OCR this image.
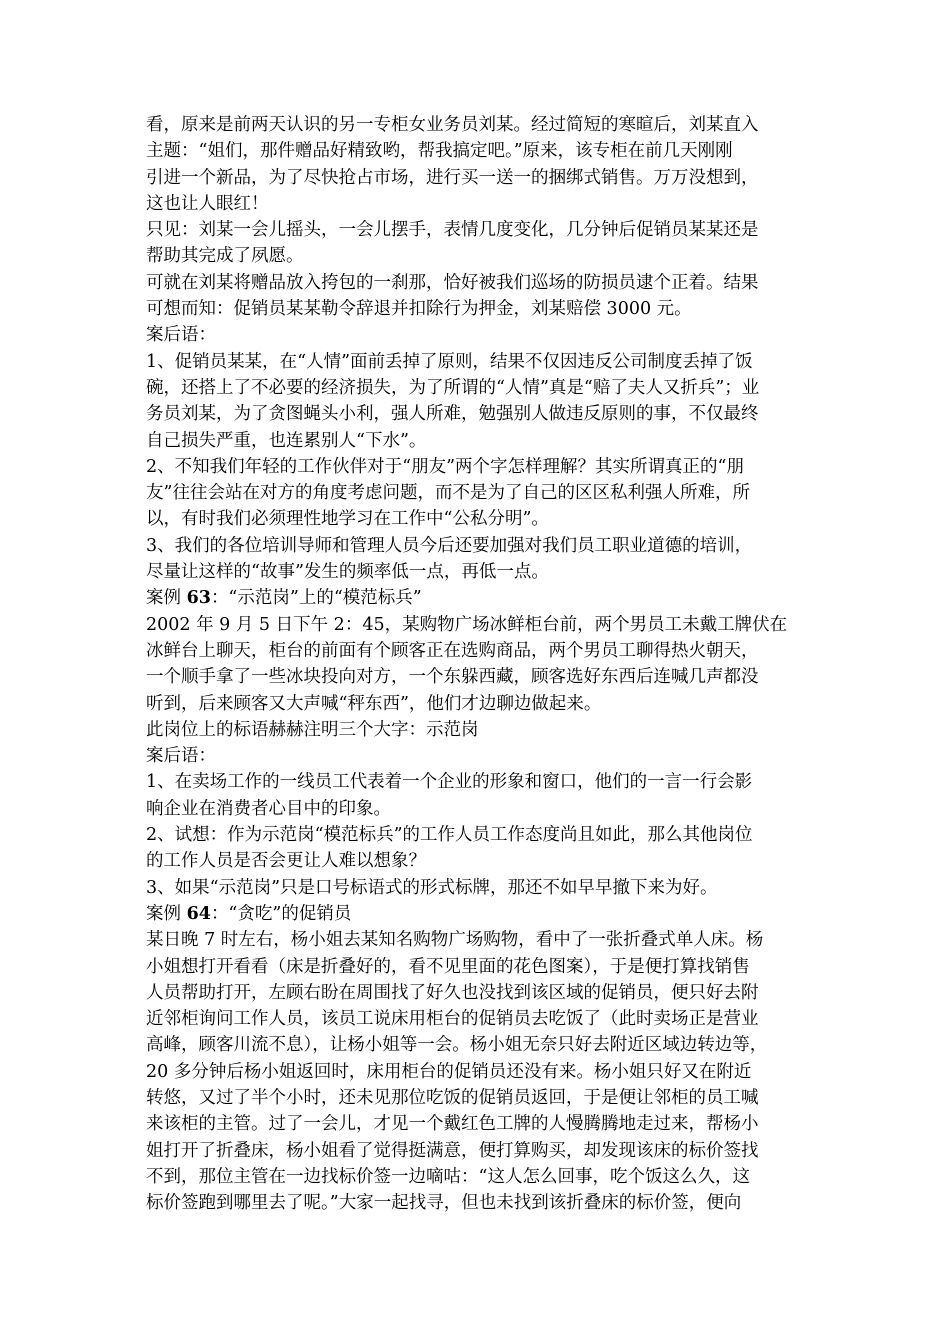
看，原来是前两天认识的另一专柜女业务员刘某。经过简短的寒暄后，刘某直入
主题：“姐们，那件赠品好精致哟，帮我搞定吧。”原来，该专柜在前几天刚刚
引进一个新品，为了尽快抢占市场，进行买一送一的捆绑式销售。万万没想到，
这也让人眼红！
只见：刘某一会儿摇头，一会儿摆手，表情几度变化，几分钟后促销员某某还是
帮助其完成了夙愿。
可就在刘某将赠品放入挎包的一刹那，恰好被我们巡场的防损员逮个正着。结果
可想而知：促销员某某勒令辞退并扣除行为押金，刘某赔偿 3000 元。
案后语：
1、促销员某某，在“人情”面前丢掉了原则，结果不仅因违反公司制度丢掉了饭
碗，还搭上了不必要的经济损失，为了所谓的“人情”真是“赔了夫人又折兵”；业
务员刘某，为了贪图蝇头小利，强人所难，勉强别人做违反原则的事，不仅最终
自己损失严重，也连累别人“下水”。
2、不知我们年轻的工作伙伴对于“朋友”两个字怎样理解？其实所谓真正的“朋
友”往往会站在对方的角度考虑问题，而不是为了自己的区区私利强人所难，所
以，有时我们必须理性地学习在工作中“公私分明”。
3、我们的各位培训导师和管理人员今后还要加强对我们员工职业道德的培训，
尽量让这样的“故事”发生的频率低一点，再低一点。
案例 63：“示范岗”上的“模范标兵”
2002 年 9 月 5 日下午 2：45，某购物广场冰鲜柜台前，两个男员工未戴工牌伏在
冰鲜台上聊天，柜台的前面有个顾客正在选购商品，两个男员工聊得热火朝天，
一个顺手拿了一些冰块投向对方，一个东躲西藏，顾客选好东西后连喊几声都没
听到，后来顾客又大声喊“秤东西”，他们才边聊边做起来。
此岗位上的标语赫赫注明三个大字：示范岗
案后语：
1、在卖场工作的一线员工代表着一个企业的形象和窗口，他们的一言一行会影
响企业在消费者心目中的印象。
2、试想：作为示范岗“模范标兵”的工作人员工作态度尚且如此，那么其他岗位
的工作人员是否会更让人难以想象？
3、如果“示范岗”只是口号标语式的形式标牌，那还不如早早撤下来为好。
案例 64：“贪吃”的促销员
某日晚 7 时左右，杨小姐去某知名购物广场购物，看中了一张折叠式单人床。杨
小姐想打开看看（床是折叠好的，看不见里面的花色图案），于是便打算找销售
人员帮助打开，左顾右盼在周围找了好久也没找到该区域的促销员，便只好去附
近邻柜询问工作人员，该员工说床用柜台的促销员去吃饭了（此时卖场正是营业
高峰，顾客川流不息），让杨小姐等一会。杨小姐无奈只好去附近区域边转边等，
20 多分钟后杨小姐返回时，床用柜台的促销员还没有来。杨小姐只好又在附近
转悠，又过了半个小时，还未见那位吃饭的促销员返回，于是便让邻柜的员工喊
来该柜的主管。过了一会儿，才见一个戴红色工牌的人慢腾腾地走过来，帮杨小
姐打开了折叠床，杨小姐看了觉得挺满意，便打算购买，却发现该床的标价签找
不到，那位主管在一边找标价签一边嘀咕：“这人怎么回事，吃个饭这么久，这
标价签跑到哪里去了呢。”大家一起找寻，但也未找到该折叠床的标价签，便向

************

All of the lines above should be printed exactly, minus the pictures.

OCR this image.
看，原来是前两天认识的另一专柜女业务员刘某。经过简短的寒暄后，刘某直入
主题：“姐们，那件赠品好精致哟，帮我搞定吧。”原来，该专柜在前几天刚刚
引进一个新品，为了尽快抢占市场，进行买一送一的捆绑式销售。万万没想到，
这也让人眼红！
只见：刘某一会儿摇头，一会儿摆手，表情几度变化，几分钟后促销员某某还是
帮助其完成了夙愿。
可就在刘某将赠品放入挎包的一刹那，恰好被我们巡场的防损员逮个正着。结果
可想而知：促销员某某勒令辞退并扣除行为押金，刘某赔偿 3000 元。
案后语：
1、促销员某某，在“人情”面前丢掉了原则，结果不仅因违反公司制度丢掉了饭
碗，还搭上了不必要的经济损失，为了所谓的“人情”真是“赔了夫人又折兵”；业
务员刘某，为了贪图蝇头小利，强人所难，勉强别人做违反原则的事，不仅最终
自己损失严重，也连累别人“下水”。
2、不知我们年轻的工作伙伴对于“朋友”两个字怎样理解？其实所谓真正的“朋
友”往往会站在对方的角度考虑问题，而不是为了自己的区区私利强人所难，所
以，有时我们必须理性地学习在工作中“公私分明”。
3、我们的各位培训导师和管理人员今后还要加强对我们员工职业道德的培训，
尽量让这样的“故事”发生的频率低一点，再低一点。
案例 63：“示范岗”上的“模范标兵”
2002 年 9 月 5 日下午 2：45，某购物广场冰鲜柜台前，两个男员工未戴工牌伏在
冰鲜台上聊天，柜台的前面有个顾客正在选购商品，两个男员工聊得热火朝天，
一个顺手拿了一些冰块投向对方，一个东躲西藏，顾客选好东西后连喊几声都没
听到，后来顾客又大声喊“秤东西”，他们才边聊边做起来。
此岗位上的标语赫赫注明三个大字：示范岗
案后语：
1、在卖场工作的一线员工代表着一个企业的形象和窗口，他们的一言一行会影
响企业在消费者心目中的印象。
2、试想：作为示范岗“模范标兵”的工作人员工作态度尚且如此，那么其他岗位
的工作人员是否会更让人难以想象？
3、如果“示范岗”只是口号标语式的形式标牌，那还不如早早撤下来为好。
案例 64：“贪吃”的促销员
某日晚 7 时左右，杨小姐去某知名购物广场购物，看中了一张折叠式单人床。杨
小姐想打开看看（床是折叠好的，看不见里面的花色图案），于是便打算找销售
人员帮助打开，左顾右盼在周围找了好久也没找到该区域的促销员，便只好去附
近邻柜询问工作人员，该员工说床用柜台的促销员去吃饭了（此时卖场正是营业
高峰，顾客川流不息），让杨小姐等一会。杨小姐无奈只好去附近区域边转边等，
20 多分钟后杨小姐返回时，床用柜台的促销员还没有来。杨小姐只好又在附近
转悠，又过了半个小时，还未见那位吃饭的促销员返回，于是便让邻柜的员工喊
来该柜的主管。过了一会儿，才见一个戴红色工牌的人慢腾腾地走过来，帮杨小
姐打开了折叠床，杨小姐看了觉得挺满意，便打算购买，却发现该床的标价签找
不到，那位主管在一边找标价签一边嘀咕：“这人怎么回事，吃个饭这么久，这
标价签跑到哪里去了呢。”大家一起找寻，但也未找到该折叠床的标价签，便向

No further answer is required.